In your copy, leave out the pictures; write out all the data exactly.

Figure content listings

· · · ·

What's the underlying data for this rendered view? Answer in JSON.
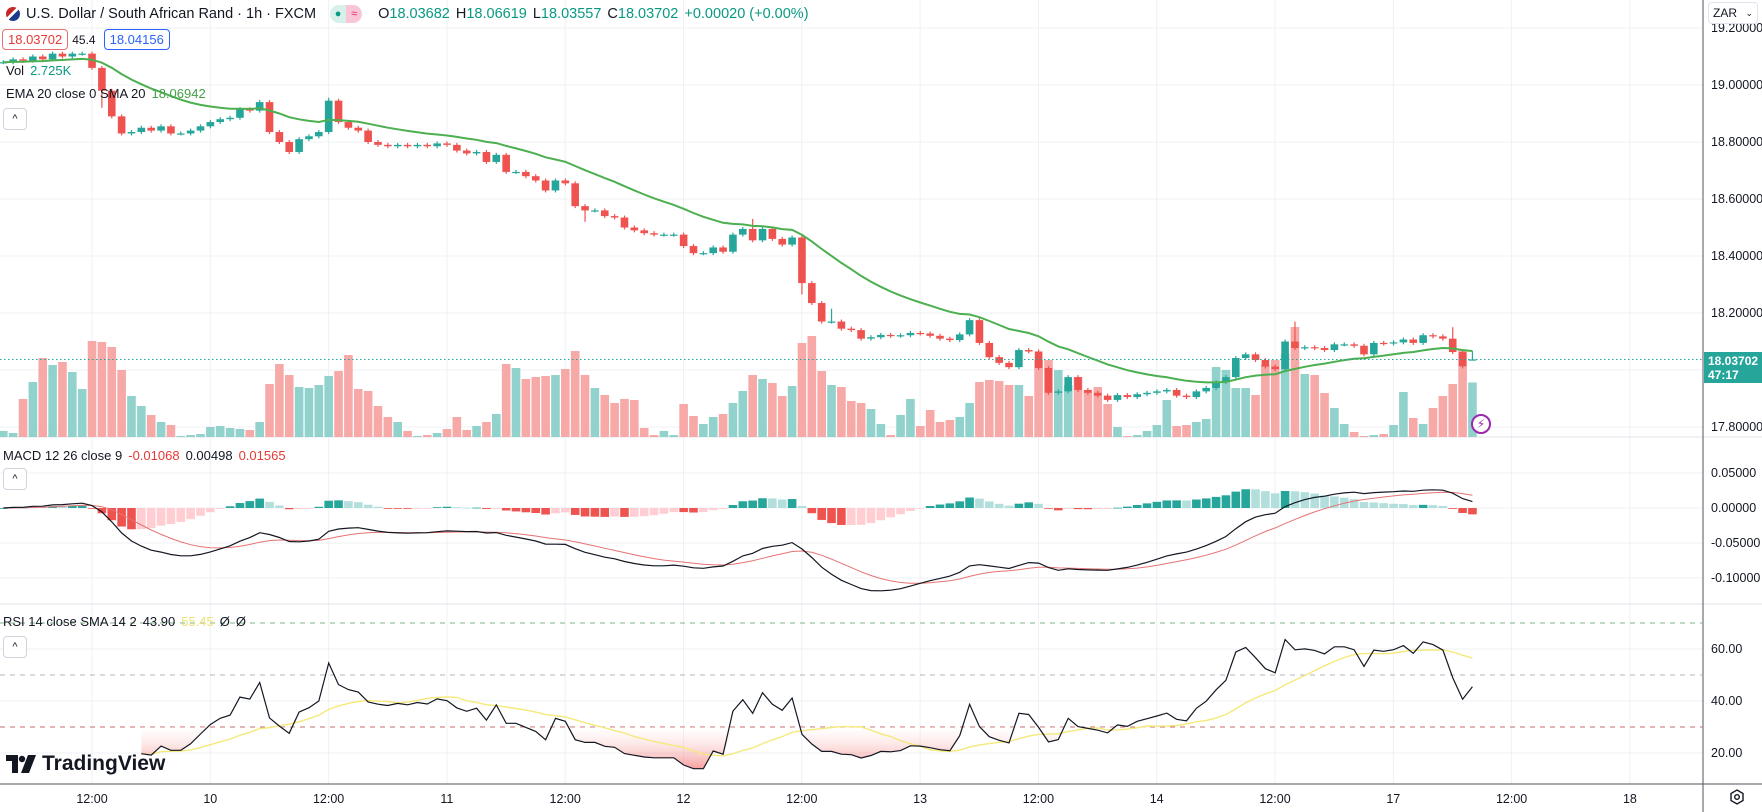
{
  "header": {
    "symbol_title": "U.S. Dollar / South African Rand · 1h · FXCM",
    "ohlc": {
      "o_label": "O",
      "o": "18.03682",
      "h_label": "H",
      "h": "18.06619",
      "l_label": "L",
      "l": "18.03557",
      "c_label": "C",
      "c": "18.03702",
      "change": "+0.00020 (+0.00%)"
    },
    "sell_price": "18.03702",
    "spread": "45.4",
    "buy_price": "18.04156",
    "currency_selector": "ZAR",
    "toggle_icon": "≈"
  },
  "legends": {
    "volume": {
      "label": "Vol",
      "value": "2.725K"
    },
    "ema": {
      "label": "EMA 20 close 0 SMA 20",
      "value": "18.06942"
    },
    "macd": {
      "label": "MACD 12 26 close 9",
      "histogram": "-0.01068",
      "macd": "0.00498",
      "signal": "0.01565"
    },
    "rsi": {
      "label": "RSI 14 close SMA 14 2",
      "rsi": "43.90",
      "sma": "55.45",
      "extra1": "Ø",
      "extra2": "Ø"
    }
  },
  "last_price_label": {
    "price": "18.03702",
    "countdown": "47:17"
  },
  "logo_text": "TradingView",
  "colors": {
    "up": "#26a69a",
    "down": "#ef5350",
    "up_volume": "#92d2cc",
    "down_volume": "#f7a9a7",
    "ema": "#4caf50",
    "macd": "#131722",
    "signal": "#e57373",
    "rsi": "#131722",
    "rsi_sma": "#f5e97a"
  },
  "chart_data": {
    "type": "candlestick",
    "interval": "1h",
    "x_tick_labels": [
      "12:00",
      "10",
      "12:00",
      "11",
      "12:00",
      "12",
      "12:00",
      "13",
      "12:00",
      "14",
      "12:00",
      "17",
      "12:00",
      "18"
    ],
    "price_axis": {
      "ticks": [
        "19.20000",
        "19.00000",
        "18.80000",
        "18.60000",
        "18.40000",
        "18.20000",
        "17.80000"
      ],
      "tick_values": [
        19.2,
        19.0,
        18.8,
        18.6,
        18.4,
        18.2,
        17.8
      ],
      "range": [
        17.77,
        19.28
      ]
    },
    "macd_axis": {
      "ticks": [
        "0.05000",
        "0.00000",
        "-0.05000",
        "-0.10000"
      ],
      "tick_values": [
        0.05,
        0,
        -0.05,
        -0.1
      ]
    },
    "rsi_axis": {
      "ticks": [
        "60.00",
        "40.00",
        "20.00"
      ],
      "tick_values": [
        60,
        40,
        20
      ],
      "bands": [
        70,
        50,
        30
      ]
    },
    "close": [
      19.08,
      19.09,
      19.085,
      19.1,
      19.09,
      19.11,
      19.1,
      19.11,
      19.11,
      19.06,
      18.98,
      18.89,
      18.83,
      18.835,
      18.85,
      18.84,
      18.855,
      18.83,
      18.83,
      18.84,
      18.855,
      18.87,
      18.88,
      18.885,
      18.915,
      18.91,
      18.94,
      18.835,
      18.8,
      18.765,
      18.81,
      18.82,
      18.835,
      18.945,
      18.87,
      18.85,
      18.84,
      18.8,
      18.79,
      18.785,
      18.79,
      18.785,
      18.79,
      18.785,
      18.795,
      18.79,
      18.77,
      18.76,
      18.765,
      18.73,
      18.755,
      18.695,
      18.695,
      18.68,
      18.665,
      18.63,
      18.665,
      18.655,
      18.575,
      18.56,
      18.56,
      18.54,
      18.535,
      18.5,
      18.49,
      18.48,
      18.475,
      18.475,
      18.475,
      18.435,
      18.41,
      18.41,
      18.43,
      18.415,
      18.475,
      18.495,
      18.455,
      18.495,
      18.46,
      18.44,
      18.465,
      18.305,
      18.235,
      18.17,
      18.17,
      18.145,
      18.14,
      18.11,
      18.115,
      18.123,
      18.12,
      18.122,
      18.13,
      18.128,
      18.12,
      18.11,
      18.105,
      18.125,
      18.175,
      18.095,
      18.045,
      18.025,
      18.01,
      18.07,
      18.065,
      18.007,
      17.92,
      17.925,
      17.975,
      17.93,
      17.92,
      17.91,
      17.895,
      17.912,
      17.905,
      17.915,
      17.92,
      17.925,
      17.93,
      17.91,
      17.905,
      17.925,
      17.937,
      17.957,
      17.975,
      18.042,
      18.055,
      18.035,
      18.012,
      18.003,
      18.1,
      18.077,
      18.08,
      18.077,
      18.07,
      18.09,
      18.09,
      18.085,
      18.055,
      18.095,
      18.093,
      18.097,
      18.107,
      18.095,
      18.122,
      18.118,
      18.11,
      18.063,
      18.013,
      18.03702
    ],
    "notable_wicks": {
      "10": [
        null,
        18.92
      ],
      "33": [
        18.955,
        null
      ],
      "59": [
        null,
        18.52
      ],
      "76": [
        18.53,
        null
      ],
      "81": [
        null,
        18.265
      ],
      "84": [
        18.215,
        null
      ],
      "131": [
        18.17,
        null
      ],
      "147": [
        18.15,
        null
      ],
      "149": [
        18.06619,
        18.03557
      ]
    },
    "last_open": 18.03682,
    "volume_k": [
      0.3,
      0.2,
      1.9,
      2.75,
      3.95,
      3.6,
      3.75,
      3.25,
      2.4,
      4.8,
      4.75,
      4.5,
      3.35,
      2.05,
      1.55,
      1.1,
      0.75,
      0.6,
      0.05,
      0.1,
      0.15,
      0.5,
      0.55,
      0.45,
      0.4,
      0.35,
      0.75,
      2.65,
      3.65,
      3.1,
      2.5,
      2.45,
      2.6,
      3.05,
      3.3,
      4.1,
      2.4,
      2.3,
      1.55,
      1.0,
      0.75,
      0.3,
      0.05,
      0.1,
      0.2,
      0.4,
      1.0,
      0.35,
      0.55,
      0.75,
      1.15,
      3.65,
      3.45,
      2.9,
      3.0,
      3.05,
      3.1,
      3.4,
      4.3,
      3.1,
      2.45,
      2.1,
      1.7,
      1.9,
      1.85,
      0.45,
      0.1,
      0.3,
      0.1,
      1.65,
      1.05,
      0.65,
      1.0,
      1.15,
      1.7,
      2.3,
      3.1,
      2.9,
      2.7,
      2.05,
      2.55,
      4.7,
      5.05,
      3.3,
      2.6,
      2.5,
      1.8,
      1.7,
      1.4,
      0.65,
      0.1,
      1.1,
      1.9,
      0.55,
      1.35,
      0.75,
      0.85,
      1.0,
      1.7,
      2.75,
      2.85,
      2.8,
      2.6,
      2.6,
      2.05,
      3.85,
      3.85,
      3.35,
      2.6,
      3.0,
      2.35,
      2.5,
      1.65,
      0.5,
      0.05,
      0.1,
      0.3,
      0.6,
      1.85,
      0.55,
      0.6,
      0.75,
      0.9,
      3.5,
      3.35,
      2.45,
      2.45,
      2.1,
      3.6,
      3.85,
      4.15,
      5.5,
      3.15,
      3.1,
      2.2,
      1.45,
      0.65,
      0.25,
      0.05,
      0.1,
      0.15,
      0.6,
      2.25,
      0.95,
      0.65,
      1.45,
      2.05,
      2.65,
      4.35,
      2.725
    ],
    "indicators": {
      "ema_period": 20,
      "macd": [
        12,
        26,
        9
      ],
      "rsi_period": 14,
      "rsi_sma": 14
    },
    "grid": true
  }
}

· · · ·

Full answer:
What's the underlying data for this rendered view? Answer in JSON.
{
  "header": {
    "symbol_title": "U.S. Dollar / South African Rand · 1h · FXCM",
    "ohlc": {
      "o_label": "O",
      "o": "18.03682",
      "h_label": "H",
      "h": "18.06619",
      "l_label": "L",
      "l": "18.03557",
      "c_label": "C",
      "c": "18.03702",
      "change": "+0.00020 (+0.00%)"
    },
    "sell_price": "18.03702",
    "spread": "45.4",
    "buy_price": "18.04156",
    "currency_selector": "ZAR",
    "toggle_icon": "≈"
  },
  "legends": {
    "volume": {
      "label": "Vol",
      "value": "2.725K"
    },
    "ema": {
      "label": "EMA 20 close 0 SMA 20",
      "value": "18.06942"
    },
    "macd": {
      "label": "MACD 12 26 close 9",
      "histogram": "-0.01068",
      "macd": "0.00498",
      "signal": "0.01565"
    },
    "rsi": {
      "label": "RSI 14 close SMA 14 2",
      "rsi": "43.90",
      "sma": "55.45",
      "extra1": "Ø",
      "extra2": "Ø"
    }
  },
  "last_price_label": {
    "price": "18.03702",
    "countdown": "47:17"
  },
  "logo_text": "TradingView",
  "colors": {
    "up": "#26a69a",
    "down": "#ef5350",
    "up_volume": "#92d2cc",
    "down_volume": "#f7a9a7",
    "ema": "#4caf50",
    "macd": "#131722",
    "signal": "#e57373",
    "rsi": "#131722",
    "rsi_sma": "#f5e97a"
  },
  "chart_data": {
    "type": "candlestick",
    "interval": "1h",
    "x_tick_labels": [
      "12:00",
      "10",
      "12:00",
      "11",
      "12:00",
      "12",
      "12:00",
      "13",
      "12:00",
      "14",
      "12:00",
      "17",
      "12:00",
      "18"
    ],
    "price_axis": {
      "ticks": [
        "19.20000",
        "19.00000",
        "18.80000",
        "18.60000",
        "18.40000",
        "18.20000",
        "17.80000"
      ],
      "tick_values": [
        19.2,
        19.0,
        18.8,
        18.6,
        18.4,
        18.2,
        17.8
      ],
      "range": [
        17.77,
        19.28
      ]
    },
    "macd_axis": {
      "ticks": [
        "0.05000",
        "0.00000",
        "-0.05000",
        "-0.10000"
      ],
      "tick_values": [
        0.05,
        0,
        -0.05,
        -0.1
      ]
    },
    "rsi_axis": {
      "ticks": [
        "60.00",
        "40.00",
        "20.00"
      ],
      "tick_values": [
        60,
        40,
        20
      ],
      "bands": [
        70,
        50,
        30
      ]
    },
    "close": [
      19.08,
      19.09,
      19.085,
      19.1,
      19.09,
      19.11,
      19.1,
      19.11,
      19.11,
      19.06,
      18.98,
      18.89,
      18.83,
      18.835,
      18.85,
      18.84,
      18.855,
      18.83,
      18.83,
      18.84,
      18.855,
      18.87,
      18.88,
      18.885,
      18.915,
      18.91,
      18.94,
      18.835,
      18.8,
      18.765,
      18.81,
      18.82,
      18.835,
      18.945,
      18.87,
      18.85,
      18.84,
      18.8,
      18.79,
      18.785,
      18.79,
      18.785,
      18.79,
      18.785,
      18.795,
      18.79,
      18.77,
      18.76,
      18.765,
      18.73,
      18.755,
      18.695,
      18.695,
      18.68,
      18.665,
      18.63,
      18.665,
      18.655,
      18.575,
      18.56,
      18.56,
      18.54,
      18.535,
      18.5,
      18.49,
      18.48,
      18.475,
      18.475,
      18.475,
      18.435,
      18.41,
      18.41,
      18.43,
      18.415,
      18.475,
      18.495,
      18.455,
      18.495,
      18.46,
      18.44,
      18.465,
      18.305,
      18.235,
      18.17,
      18.17,
      18.145,
      18.14,
      18.11,
      18.115,
      18.123,
      18.12,
      18.122,
      18.13,
      18.128,
      18.12,
      18.11,
      18.105,
      18.125,
      18.175,
      18.095,
      18.045,
      18.025,
      18.01,
      18.07,
      18.065,
      18.007,
      17.92,
      17.925,
      17.975,
      17.93,
      17.92,
      17.91,
      17.895,
      17.912,
      17.905,
      17.915,
      17.92,
      17.925,
      17.93,
      17.91,
      17.905,
      17.925,
      17.937,
      17.957,
      17.975,
      18.042,
      18.055,
      18.035,
      18.012,
      18.003,
      18.1,
      18.077,
      18.08,
      18.077,
      18.07,
      18.09,
      18.09,
      18.085,
      18.055,
      18.095,
      18.093,
      18.097,
      18.107,
      18.095,
      18.122,
      18.118,
      18.11,
      18.063,
      18.013,
      18.03702
    ],
    "notable_wicks": {
      "10": [
        null,
        18.92
      ],
      "33": [
        18.955,
        null
      ],
      "59": [
        null,
        18.52
      ],
      "76": [
        18.53,
        null
      ],
      "81": [
        null,
        18.265
      ],
      "84": [
        18.215,
        null
      ],
      "131": [
        18.17,
        null
      ],
      "147": [
        18.15,
        null
      ],
      "149": [
        18.06619,
        18.03557
      ]
    },
    "last_open": 18.03682,
    "volume_k": [
      0.3,
      0.2,
      1.9,
      2.75,
      3.95,
      3.6,
      3.75,
      3.25,
      2.4,
      4.8,
      4.75,
      4.5,
      3.35,
      2.05,
      1.55,
      1.1,
      0.75,
      0.6,
      0.05,
      0.1,
      0.15,
      0.5,
      0.55,
      0.45,
      0.4,
      0.35,
      0.75,
      2.65,
      3.65,
      3.1,
      2.5,
      2.45,
      2.6,
      3.05,
      3.3,
      4.1,
      2.4,
      2.3,
      1.55,
      1.0,
      0.75,
      0.3,
      0.05,
      0.1,
      0.2,
      0.4,
      1.0,
      0.35,
      0.55,
      0.75,
      1.15,
      3.65,
      3.45,
      2.9,
      3.0,
      3.05,
      3.1,
      3.4,
      4.3,
      3.1,
      2.45,
      2.1,
      1.7,
      1.9,
      1.85,
      0.45,
      0.1,
      0.3,
      0.1,
      1.65,
      1.05,
      0.65,
      1.0,
      1.15,
      1.7,
      2.3,
      3.1,
      2.9,
      2.7,
      2.05,
      2.55,
      4.7,
      5.05,
      3.3,
      2.6,
      2.5,
      1.8,
      1.7,
      1.4,
      0.65,
      0.1,
      1.1,
      1.9,
      0.55,
      1.35,
      0.75,
      0.85,
      1.0,
      1.7,
      2.75,
      2.85,
      2.8,
      2.6,
      2.6,
      2.05,
      3.85,
      3.85,
      3.35,
      2.6,
      3.0,
      2.35,
      2.5,
      1.65,
      0.5,
      0.05,
      0.1,
      0.3,
      0.6,
      1.85,
      0.55,
      0.6,
      0.75,
      0.9,
      3.5,
      3.35,
      2.45,
      2.45,
      2.1,
      3.6,
      3.85,
      4.15,
      5.5,
      3.15,
      3.1,
      2.2,
      1.45,
      0.65,
      0.25,
      0.05,
      0.1,
      0.15,
      0.6,
      2.25,
      0.95,
      0.65,
      1.45,
      2.05,
      2.65,
      4.35,
      2.725
    ],
    "indicators": {
      "ema_period": 20,
      "macd": [
        12,
        26,
        9
      ],
      "rsi_period": 14,
      "rsi_sma": 14
    },
    "grid": true
  }
}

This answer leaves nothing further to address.